● **Element region listings**:
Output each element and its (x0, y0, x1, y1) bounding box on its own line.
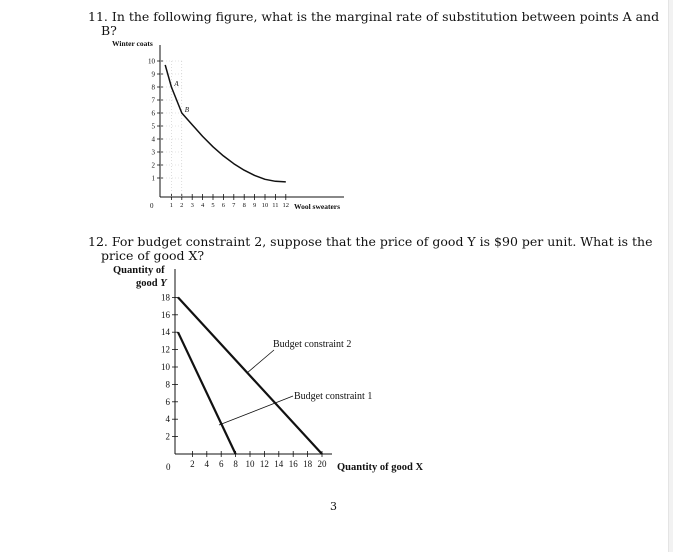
y-tick-label: 10 (161, 362, 170, 372)
x-tick-label: 2 (180, 202, 184, 209)
y-axis-title-line1: Quantity of (113, 265, 165, 276)
x-tick-label: 7 (232, 202, 236, 209)
x-tick-label: 12 (282, 202, 290, 209)
y-tick-label: 12 (161, 344, 170, 355)
x-axis-title: Quantity of good X (337, 462, 424, 473)
x-tick-label: 5 (211, 202, 215, 209)
y-tick-label: 14 (161, 327, 170, 338)
x-tick-label: 4 (200, 202, 205, 209)
budget-constraint-2-leader (247, 350, 274, 373)
y-tick-label: 5 (151, 122, 155, 131)
y-tick-label: 8 (151, 83, 155, 92)
x-tick-label: 20 (317, 459, 327, 469)
y-tick-label: 6 (165, 396, 170, 407)
x-tick-label: 6 (218, 459, 224, 469)
y-tick-label: 2 (151, 161, 155, 170)
x-tick-label: 10 (245, 459, 255, 469)
y-tick-label: 4 (165, 414, 170, 425)
indifference-curve-chart (0, 0, 668, 230)
origin-label: 0 (150, 202, 154, 210)
question-11-line-2: B? (101, 23, 117, 38)
budget-constraint-2-label: Budget constraint 2 (273, 339, 352, 350)
y-tick-label: 10 (148, 57, 155, 66)
y-axis-title-variable: Y (160, 278, 167, 289)
y-tick-label: 6 (151, 109, 155, 118)
x-tick-label: 16 (288, 459, 298, 469)
x-tick-label: 9 (252, 202, 257, 209)
question-12-number: 12. (88, 234, 108, 249)
y-tick-label: 18 (161, 292, 170, 303)
y-tick-label: 9 (151, 70, 155, 79)
point-label-b: B (184, 106, 190, 114)
question-12-text: For budget constraint 2, suppose that the price of good Y is $90 per unit. What is the (111, 234, 653, 249)
y-axis-title-line2: good Y (136, 278, 167, 289)
question-11-number: 11. (88, 9, 108, 24)
x-tick-label: 12 (259, 459, 269, 469)
x-tick-label: 10 (261, 202, 269, 209)
y-tick-label: 4 (151, 135, 155, 144)
origin-label: 0 (166, 462, 171, 472)
x-tick-label: 14 (274, 459, 284, 469)
x-tick-label: 6 (221, 202, 226, 209)
y-axis-title: Winter coats (112, 39, 153, 48)
x-tick-label: 8 (233, 459, 238, 469)
y-tick-label: 16 (161, 309, 170, 320)
x-tick-label: 18 (303, 459, 313, 469)
x-tick-label: 1 (169, 202, 174, 209)
point-label-a: A (174, 80, 179, 88)
x-tick-label: 11 (272, 202, 279, 209)
indifference-curve (165, 65, 286, 182)
x-tick-label: 4 (204, 459, 210, 469)
y-tick-label: 8 (165, 379, 170, 390)
y-tick-label: 1 (151, 174, 155, 183)
y-tick-label: 3 (151, 148, 155, 157)
page-number: 3 (330, 500, 337, 513)
x-axis-title: Wool sweaters (294, 202, 341, 211)
y-tick-label: 7 (151, 96, 155, 105)
x-tick-label: 8 (242, 202, 246, 209)
question-11-text: In the following figure, what is the marginal rate of substitution between points A and (111, 9, 660, 24)
x-tick-label: 3 (190, 202, 194, 209)
y-tick-label: 2 (165, 431, 170, 442)
question-12-line-2: price of good X? (101, 248, 205, 263)
x-tick-label: 2 (190, 459, 195, 469)
budget-constraint-chart (0, 255, 668, 490)
question-12-line-1 (88, 235, 653, 248)
budget-constraint-1-label: Budget constraint 1 (294, 391, 373, 402)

● **EXERCISE OBJECTIVE**: Rewrite the lines above as a numbered list, skipping any blank lines and leaving out the pictures.

● **SOLUTION FOR THIS PROBLEM**:
1. Output each element and its (x0, y0, x1, y1) bounding box on its own line.
2. y-tick-label: 10 (161, 362, 170, 372)
3. x-tick-label: 2 (180, 202, 184, 209)
4. y-axis-title-line1: Quantity of (113, 265, 165, 276)
5. x-tick-label: 7 (232, 202, 236, 209)
6. x-tick-label: 12 (282, 202, 290, 209)
7. y-tick-label: 12 (161, 344, 170, 355)
8. x-axis-title: Quantity of good X (337, 462, 424, 473)
9. x-tick-label: 5 (211, 202, 215, 209)
10. y-tick-label: 14 (161, 327, 170, 338)
11. x-tick-label: 4 (200, 202, 205, 209)
12. budget-constraint-2-leader (247, 350, 274, 373)
13. y-tick-label: 5 (151, 122, 155, 131)
14. y-tick-label: 8 (151, 83, 155, 92)
15. x-tick-label: 20 (317, 459, 327, 469)
16. y-tick-label: 6 (165, 396, 170, 407)
17. x-tick-label: 6 (218, 459, 224, 469)
18. y-tick-label: 2 (151, 161, 155, 170)
19. x-tick-label: 10 (245, 459, 255, 469)
20. y-tick-label: 4 (165, 414, 170, 425)
21. indifference-curve-chart (0, 0, 668, 230)
22. origin-label: 0 (150, 202, 154, 210)
23. question-11-line-2: B? (101, 23, 117, 38)
24. budget-constraint-2-label: Budget constraint 2 (273, 339, 352, 350)
25. y-tick-label: 10 (148, 57, 155, 66)
26. y-axis-title-variable: Y (160, 278, 167, 289)
27. y-tick-label: 6 (151, 109, 155, 118)
28. x-tick-label: 16 (288, 459, 298, 469)
29. x-tick-label: 9 (252, 202, 257, 209)
30. question-12-number: 12. (88, 234, 108, 249)
31. y-tick-label: 18 (161, 292, 170, 303)
32. y-tick-label: 9 (151, 70, 155, 79)
33. point-label-b: B (184, 106, 190, 114)
34. question-12-text: For budget constraint 2, suppose that the price of good Y is $90 per unit. What is the (111, 234, 653, 249)
35. y-axis-title-line2: good Y (136, 278, 167, 289)
36. question-11-number: 11. (88, 9, 108, 24)
37. x-tick-label: 12 (259, 459, 269, 469)
38. x-tick-label: 10 (261, 202, 269, 209)
39. y-tick-label: 4 (151, 135, 155, 144)
40. origin-label: 0 (166, 462, 171, 472)
41. x-tick-label: 14 (274, 459, 284, 469)
42. x-tick-label: 6 (221, 202, 226, 209)
43. y-axis-title: Winter coats (112, 39, 153, 48)
44. x-tick-label: 8 (233, 459, 238, 469)
45. y-tick-label: 16 (161, 309, 170, 320)
46. x-tick-label: 18 (303, 459, 313, 469)
47. x-tick-label: 1 (169, 202, 174, 209)
48. point-label-a: A (174, 80, 179, 88)
49. x-tick-label: 11 (272, 202, 279, 209)
50. indifference-curve (165, 65, 286, 182)
51. x-tick-label: 4 (204, 459, 210, 469)
52. y-tick-label: 8 (165, 379, 170, 390)
53. y-tick-label: 1 (151, 174, 155, 183)
54. y-tick-label: 3 (151, 148, 155, 157)
55. page-number: 3 (330, 500, 337, 513)
56. x-axis-title: Wool sweaters (294, 202, 341, 211)
57. y-tick-label: 7 (151, 96, 155, 105)
58. x-tick-label: 8 (242, 202, 246, 209)
59. question-11-text: In the following figure, what is the marginal rate of substitution between points A and (111, 9, 660, 24)
60. x-tick-label: 3 (190, 202, 194, 209)
61. y-tick-label: 2 (165, 431, 170, 442)
62. question-12-line-2: price of good X? (101, 248, 205, 263)
63. x-tick-label: 2 (190, 459, 195, 469)
64. budget-constraint-chart (0, 255, 668, 490)
65. question-12-line-1 (88, 235, 653, 248)
66. budget-constraint-1-label: Budget constraint 1 (294, 391, 373, 402)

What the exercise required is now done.